Exercise:
Among the lines below, count those containing the word "name". Give the number only.

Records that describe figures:
— begin —

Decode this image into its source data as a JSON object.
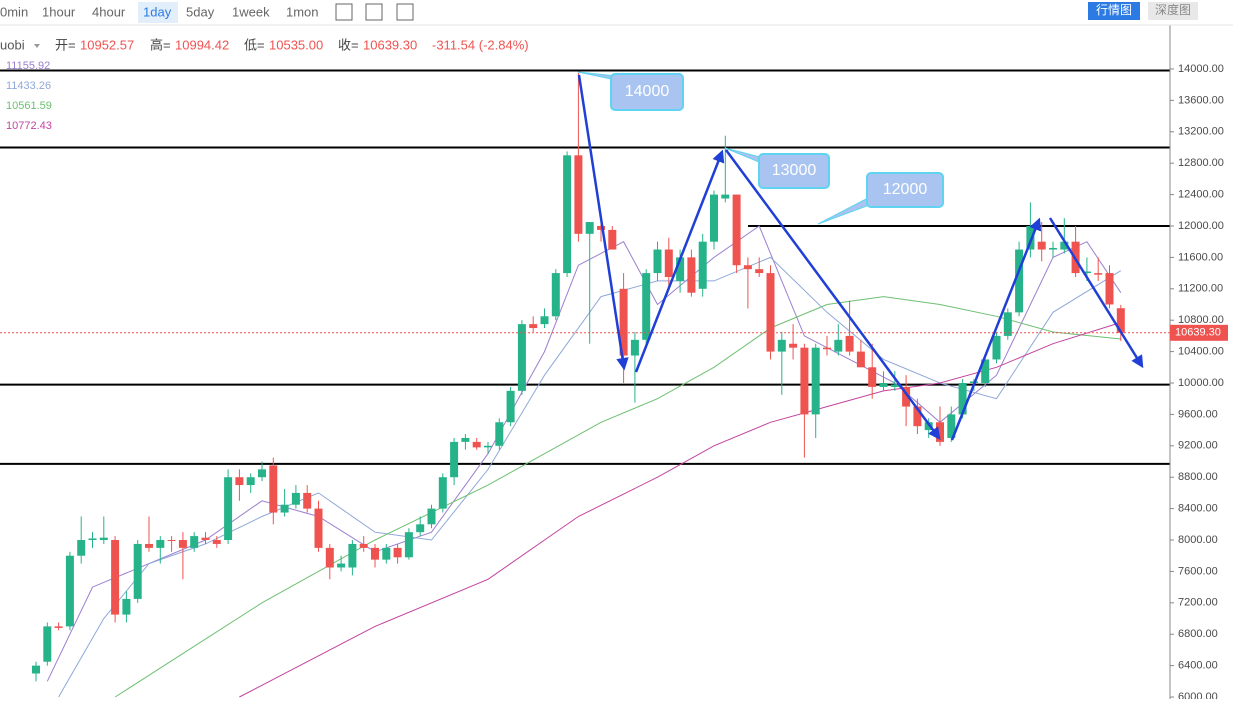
{
  "toolbar": {
    "intervals": [
      "0min",
      "1hour",
      "4hour",
      "1day",
      "5day",
      "1week",
      "1mon"
    ],
    "views": [
      "行情图",
      "深度图"
    ]
  },
  "header": {
    "exchange": "uobi",
    "labels": [
      "开=",
      "高=",
      "低=",
      "收="
    ],
    "values_text": [
      "10952.57",
      "10994.42",
      "10535.00",
      "10639.30"
    ],
    "change": "-311.54 (-2.84%)"
  },
  "chart_data": {
    "type": "candlestick",
    "up_color": "#26b38a",
    "down_color": "#ef5350",
    "ylim": [
      5975,
      14560
    ],
    "yticks": [
      {
        "value": 6000,
        "label": "6000.00"
      },
      {
        "value": 6400,
        "label": "6400.00"
      },
      {
        "value": 6800,
        "label": "6800.00"
      },
      {
        "value": 7200,
        "label": "7200.00"
      },
      {
        "value": 7600,
        "label": "7600.00"
      },
      {
        "value": 8000,
        "label": "8000.00"
      },
      {
        "value": 8400,
        "label": "8400.00"
      },
      {
        "value": 8800,
        "label": "8800.00"
      },
      {
        "value": 9200,
        "label": "9200.00"
      },
      {
        "value": 9600,
        "label": "9600.00"
      },
      {
        "value": 10000,
        "label": "10000.00"
      },
      {
        "value": 10400,
        "label": "10400.00"
      },
      {
        "value": 10800,
        "label": "10800.00"
      },
      {
        "value": 11200,
        "label": "11200.00"
      },
      {
        "value": 11600,
        "label": "11600.00"
      },
      {
        "value": 12000,
        "label": "12000.00"
      },
      {
        "value": 12400,
        "label": "12400.00"
      },
      {
        "value": 12800,
        "label": "12800.00"
      },
      {
        "value": 13200,
        "label": "13200.00"
      },
      {
        "value": 13600,
        "label": "13600.00"
      },
      {
        "value": 14000,
        "label": "14000.00"
      }
    ],
    "open": [
      6300,
      6450,
      6900,
      6900,
      7800,
      8000,
      8000,
      8000,
      7050,
      7250,
      7950,
      7900,
      8000,
      8000,
      7900,
      8030,
      8000,
      8000,
      8800,
      8700,
      8800,
      8950,
      8350,
      8450,
      8600,
      8400,
      7900,
      7650,
      7650,
      7950,
      7900,
      7750,
      7900,
      7780,
      8100,
      8200,
      8400,
      8800,
      9250,
      9250,
      9180,
      9200,
      9500,
      9900,
      10750,
      10750,
      10850,
      11400,
      12900,
      11900,
      12000,
      11950,
      11200,
      10350,
      10550,
      11400,
      11700,
      11300,
      11600,
      11200,
      11800,
      12350,
      12400,
      11500,
      11450,
      11400,
      10400,
      10500,
      10450,
      9600,
      10450,
      10400,
      10600,
      10400,
      10200,
      9950,
      9950,
      9950,
      9700,
      9400,
      9500,
      9300,
      9600,
      10000,
      10000,
      10300,
      10600,
      10900,
      11700,
      11800,
      11700,
      11700,
      11800,
      11400,
      11400,
      11400,
      10952.57
    ],
    "high": [
      6450,
      6950,
      6950,
      7850,
      8300,
      8100,
      8300,
      8050,
      7350,
      8000,
      8300,
      8050,
      8050,
      8100,
      8100,
      8100,
      8050,
      8900,
      8900,
      8850,
      9000,
      9050,
      8650,
      8700,
      8700,
      8500,
      7950,
      7800,
      8000,
      8050,
      7950,
      7950,
      7950,
      8150,
      8300,
      8450,
      8850,
      9300,
      9350,
      9300,
      9250,
      9550,
      9950,
      10800,
      10850,
      10950,
      11450,
      12950,
      13950,
      12050,
      12050,
      12000,
      11400,
      10650,
      11450,
      11800,
      11850,
      11700,
      11700,
      11900,
      12450,
      13150,
      12400,
      11600,
      11600,
      11500,
      10650,
      10750,
      10500,
      10500,
      10600,
      10750,
      11050,
      10550,
      10500,
      10150,
      10150,
      10100,
      9800,
      9550,
      9700,
      9700,
      10050,
      10050,
      10350,
      10650,
      10950,
      11800,
      12300,
      12050,
      11800,
      12100,
      12000,
      11600,
      11600,
      11500,
      10994.42
    ],
    "low": [
      6200,
      6400,
      6850,
      6850,
      7700,
      7900,
      7950,
      6950,
      6950,
      7200,
      7850,
      7700,
      7850,
      7500,
      7850,
      7950,
      7900,
      7950,
      8500,
      8600,
      8750,
      8200,
      8300,
      8400,
      8350,
      7850,
      7500,
      7600,
      7550,
      7850,
      7650,
      7700,
      7700,
      7750,
      8050,
      8150,
      8350,
      8700,
      9150,
      9150,
      9100,
      9150,
      9450,
      9850,
      10650,
      10700,
      10800,
      11350,
      11800,
      10500,
      11800,
      11700,
      10000,
      9750,
      10500,
      11300,
      11200,
      11150,
      11100,
      11100,
      11700,
      12300,
      11400,
      10950,
      11350,
      10300,
      9850,
      10300,
      9050,
      9300,
      10350,
      10350,
      10350,
      10200,
      9800,
      9900,
      9900,
      9450,
      9350,
      9300,
      9200,
      9250,
      9550,
      9900,
      9950,
      10250,
      10550,
      10850,
      11600,
      11550,
      11600,
      11650,
      11350,
      11300,
      11300,
      10950,
      10535.0
    ],
    "close": [
      6400,
      6900,
      6880,
      7800,
      8000,
      8020,
      8030,
      7050,
      7250,
      7950,
      7900,
      8000,
      7990,
      7900,
      8050,
      8000,
      7950,
      8800,
      8700,
      8800,
      8900,
      8350,
      8450,
      8600,
      8400,
      7900,
      7650,
      7700,
      7950,
      7900,
      7750,
      7900,
      7780,
      8100,
      8200,
      8400,
      8800,
      9250,
      9300,
      9180,
      9200,
      9500,
      9900,
      10750,
      10700,
      10850,
      11400,
      12900,
      11900,
      12050,
      11950,
      11700,
      10350,
      10550,
      11400,
      11700,
      11350,
      11600,
      11150,
      11800,
      12400,
      12400,
      11500,
      11450,
      11400,
      10400,
      10550,
      10450,
      9600,
      10450,
      10430,
      10550,
      10400,
      10200,
      9950,
      10000,
      9980,
      9700,
      9450,
      9500,
      9250,
      9600,
      10000,
      10020,
      10300,
      10600,
      10900,
      11700,
      12000,
      11700,
      11720,
      11800,
      11400,
      11420,
      11380,
      11000,
      10639.3
    ],
    "series": [
      {
        "name": "11155.92",
        "color": "#9b7fd0",
        "x": [
          1,
          5,
          10,
          15,
          20,
          25,
          30,
          35,
          40,
          45,
          48,
          52,
          55,
          60,
          64,
          68,
          72,
          76,
          80,
          85,
          90,
          93,
          96
        ],
        "values": [
          6200,
          7400,
          7700,
          8000,
          8500,
          8300,
          7850,
          8100,
          9100,
          10400,
          11500,
          11800,
          11000,
          11600,
          12000,
          10600,
          10300,
          10000,
          9500,
          10100,
          11600,
          11800,
          11150
        ]
      },
      {
        "name": "11433.26",
        "color": "#8fa8d8",
        "x": [
          2,
          6,
          10,
          15,
          20,
          25,
          30,
          35,
          40,
          45,
          50,
          55,
          60,
          65,
          70,
          75,
          80,
          85,
          90,
          96
        ],
        "values": [
          6000,
          7000,
          7700,
          7950,
          8300,
          8600,
          8100,
          8000,
          8900,
          10100,
          11100,
          11300,
          11300,
          11600,
          10900,
          10300,
          10000,
          9800,
          10900,
          11430
        ]
      },
      {
        "name": "10561.59",
        "color": "#6dbf72",
        "x": [
          7,
          20,
          30,
          40,
          50,
          55,
          60,
          65,
          70,
          75,
          80,
          85,
          90,
          96
        ],
        "values": [
          6000,
          7200,
          8000,
          8700,
          9500,
          9800,
          10200,
          10700,
          11000,
          11100,
          11000,
          10850,
          10650,
          10560
        ]
      },
      {
        "name": "10772.43",
        "color": "#c2449f",
        "x": [
          18,
          30,
          40,
          48,
          55,
          60,
          65,
          70,
          75,
          80,
          85,
          90,
          96
        ],
        "values": [
          6000,
          6900,
          7500,
          8300,
          8800,
          9200,
          9500,
          9700,
          9900,
          10000,
          10200,
          10500,
          10770
        ]
      }
    ],
    "levels": [
      13980,
      13000,
      12000,
      9980,
      8970
    ],
    "last_price": 10639.3,
    "last_price_label": "10639.30",
    "annotations": [
      "14000",
      "13000",
      "12000"
    ]
  }
}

— end —

Correct result:
4